## [Entries]
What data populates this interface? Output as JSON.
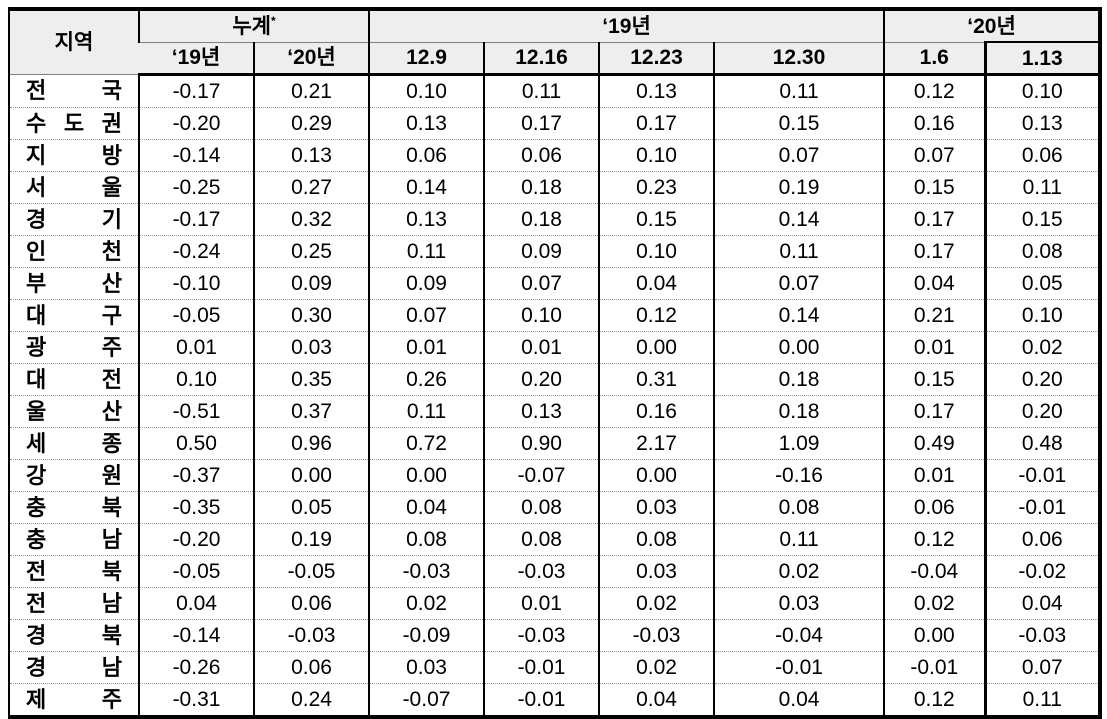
{
  "table": {
    "corner_header": "지역",
    "groups": [
      {
        "label": "누계",
        "sup": "*",
        "span": 2
      },
      {
        "label": "‘19년",
        "span": 4
      },
      {
        "label": "‘20년",
        "span": 2
      }
    ],
    "subheaders": [
      "‘19년",
      "‘20년",
      "12.9",
      "12.16",
      "12.23",
      "12.30",
      "1.6",
      "1.13"
    ],
    "highlighted_column": "1.13",
    "header_bg_color": "#eeeeee",
    "border_color": "#000000",
    "rows": [
      {
        "region": "전 국",
        "values": [
          "-0.17",
          "0.21",
          "0.10",
          "0.11",
          "0.13",
          "0.11",
          "0.12",
          "0.10"
        ]
      },
      {
        "region": "수도권",
        "values": [
          "-0.20",
          "0.29",
          "0.13",
          "0.17",
          "0.17",
          "0.15",
          "0.16",
          "0.13"
        ]
      },
      {
        "region": "지 방",
        "values": [
          "-0.14",
          "0.13",
          "0.06",
          "0.06",
          "0.10",
          "0.07",
          "0.07",
          "0.06"
        ]
      },
      {
        "region": "서 울",
        "values": [
          "-0.25",
          "0.27",
          "0.14",
          "0.18",
          "0.23",
          "0.19",
          "0.15",
          "0.11"
        ]
      },
      {
        "region": "경 기",
        "values": [
          "-0.17",
          "0.32",
          "0.13",
          "0.18",
          "0.15",
          "0.14",
          "0.17",
          "0.15"
        ]
      },
      {
        "region": "인 천",
        "values": [
          "-0.24",
          "0.25",
          "0.11",
          "0.09",
          "0.10",
          "0.11",
          "0.17",
          "0.08"
        ]
      },
      {
        "region": "부 산",
        "values": [
          "-0.10",
          "0.09",
          "0.09",
          "0.07",
          "0.04",
          "0.07",
          "0.04",
          "0.05"
        ]
      },
      {
        "region": "대 구",
        "values": [
          "-0.05",
          "0.30",
          "0.07",
          "0.10",
          "0.12",
          "0.14",
          "0.21",
          "0.10"
        ]
      },
      {
        "region": "광 주",
        "values": [
          "0.01",
          "0.03",
          "0.01",
          "0.01",
          "0.00",
          "0.00",
          "0.01",
          "0.02"
        ]
      },
      {
        "region": "대 전",
        "values": [
          "0.10",
          "0.35",
          "0.26",
          "0.20",
          "0.31",
          "0.18",
          "0.15",
          "0.20"
        ]
      },
      {
        "region": "울 산",
        "values": [
          "-0.51",
          "0.37",
          "0.11",
          "0.13",
          "0.16",
          "0.18",
          "0.17",
          "0.20"
        ]
      },
      {
        "region": "세 종",
        "values": [
          "0.50",
          "0.96",
          "0.72",
          "0.90",
          "2.17",
          "1.09",
          "0.49",
          "0.48"
        ]
      },
      {
        "region": "강 원",
        "values": [
          "-0.37",
          "0.00",
          "0.00",
          "-0.07",
          "0.00",
          "-0.16",
          "0.01",
          "-0.01"
        ]
      },
      {
        "region": "충 북",
        "values": [
          "-0.35",
          "0.05",
          "0.04",
          "0.08",
          "0.03",
          "0.08",
          "0.06",
          "-0.01"
        ]
      },
      {
        "region": "충 남",
        "values": [
          "-0.20",
          "0.19",
          "0.08",
          "0.08",
          "0.08",
          "0.11",
          "0.12",
          "0.06"
        ]
      },
      {
        "region": "전 북",
        "values": [
          "-0.05",
          "-0.05",
          "-0.03",
          "-0.03",
          "0.03",
          "0.02",
          "-0.04",
          "-0.02"
        ]
      },
      {
        "region": "전 남",
        "values": [
          "0.04",
          "0.06",
          "0.02",
          "0.01",
          "0.02",
          "0.03",
          "0.02",
          "0.04"
        ]
      },
      {
        "region": "경 북",
        "values": [
          "-0.14",
          "-0.03",
          "-0.09",
          "-0.03",
          "-0.03",
          "-0.04",
          "0.00",
          "-0.03"
        ]
      },
      {
        "region": "경 남",
        "values": [
          "-0.26",
          "0.06",
          "0.03",
          "-0.01",
          "0.02",
          "-0.01",
          "-0.01",
          "0.07"
        ]
      },
      {
        "region": "제 주",
        "values": [
          "-0.31",
          "0.24",
          "-0.07",
          "-0.01",
          "0.04",
          "0.04",
          "0.12",
          "0.11"
        ]
      }
    ]
  }
}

## [Task to carry out]
Write the lines above out again exactly, without any of their pictures.

## [Solution for this task]
What data populates this interface? Output as JSON.
{
  "table": {
    "corner_header": "지역",
    "groups": [
      {
        "label": "누계",
        "sup": "*",
        "span": 2
      },
      {
        "label": "‘19년",
        "span": 4
      },
      {
        "label": "‘20년",
        "span": 2
      }
    ],
    "subheaders": [
      "‘19년",
      "‘20년",
      "12.9",
      "12.16",
      "12.23",
      "12.30",
      "1.6",
      "1.13"
    ],
    "highlighted_column": "1.13",
    "header_bg_color": "#eeeeee",
    "border_color": "#000000",
    "rows": [
      {
        "region": "전 국",
        "values": [
          "-0.17",
          "0.21",
          "0.10",
          "0.11",
          "0.13",
          "0.11",
          "0.12",
          "0.10"
        ]
      },
      {
        "region": "수도권",
        "values": [
          "-0.20",
          "0.29",
          "0.13",
          "0.17",
          "0.17",
          "0.15",
          "0.16",
          "0.13"
        ]
      },
      {
        "region": "지 방",
        "values": [
          "-0.14",
          "0.13",
          "0.06",
          "0.06",
          "0.10",
          "0.07",
          "0.07",
          "0.06"
        ]
      },
      {
        "region": "서 울",
        "values": [
          "-0.25",
          "0.27",
          "0.14",
          "0.18",
          "0.23",
          "0.19",
          "0.15",
          "0.11"
        ]
      },
      {
        "region": "경 기",
        "values": [
          "-0.17",
          "0.32",
          "0.13",
          "0.18",
          "0.15",
          "0.14",
          "0.17",
          "0.15"
        ]
      },
      {
        "region": "인 천",
        "values": [
          "-0.24",
          "0.25",
          "0.11",
          "0.09",
          "0.10",
          "0.11",
          "0.17",
          "0.08"
        ]
      },
      {
        "region": "부 산",
        "values": [
          "-0.10",
          "0.09",
          "0.09",
          "0.07",
          "0.04",
          "0.07",
          "0.04",
          "0.05"
        ]
      },
      {
        "region": "대 구",
        "values": [
          "-0.05",
          "0.30",
          "0.07",
          "0.10",
          "0.12",
          "0.14",
          "0.21",
          "0.10"
        ]
      },
      {
        "region": "광 주",
        "values": [
          "0.01",
          "0.03",
          "0.01",
          "0.01",
          "0.00",
          "0.00",
          "0.01",
          "0.02"
        ]
      },
      {
        "region": "대 전",
        "values": [
          "0.10",
          "0.35",
          "0.26",
          "0.20",
          "0.31",
          "0.18",
          "0.15",
          "0.20"
        ]
      },
      {
        "region": "울 산",
        "values": [
          "-0.51",
          "0.37",
          "0.11",
          "0.13",
          "0.16",
          "0.18",
          "0.17",
          "0.20"
        ]
      },
      {
        "region": "세 종",
        "values": [
          "0.50",
          "0.96",
          "0.72",
          "0.90",
          "2.17",
          "1.09",
          "0.49",
          "0.48"
        ]
      },
      {
        "region": "강 원",
        "values": [
          "-0.37",
          "0.00",
          "0.00",
          "-0.07",
          "0.00",
          "-0.16",
          "0.01",
          "-0.01"
        ]
      },
      {
        "region": "충 북",
        "values": [
          "-0.35",
          "0.05",
          "0.04",
          "0.08",
          "0.03",
          "0.08",
          "0.06",
          "-0.01"
        ]
      },
      {
        "region": "충 남",
        "values": [
          "-0.20",
          "0.19",
          "0.08",
          "0.08",
          "0.08",
          "0.11",
          "0.12",
          "0.06"
        ]
      },
      {
        "region": "전 북",
        "values": [
          "-0.05",
          "-0.05",
          "-0.03",
          "-0.03",
          "0.03",
          "0.02",
          "-0.04",
          "-0.02"
        ]
      },
      {
        "region": "전 남",
        "values": [
          "0.04",
          "0.06",
          "0.02",
          "0.01",
          "0.02",
          "0.03",
          "0.02",
          "0.04"
        ]
      },
      {
        "region": "경 북",
        "values": [
          "-0.14",
          "-0.03",
          "-0.09",
          "-0.03",
          "-0.03",
          "-0.04",
          "0.00",
          "-0.03"
        ]
      },
      {
        "region": "경 남",
        "values": [
          "-0.26",
          "0.06",
          "0.03",
          "-0.01",
          "0.02",
          "-0.01",
          "-0.01",
          "0.07"
        ]
      },
      {
        "region": "제 주",
        "values": [
          "-0.31",
          "0.24",
          "-0.07",
          "-0.01",
          "0.04",
          "0.04",
          "0.12",
          "0.11"
        ]
      }
    ]
  }
}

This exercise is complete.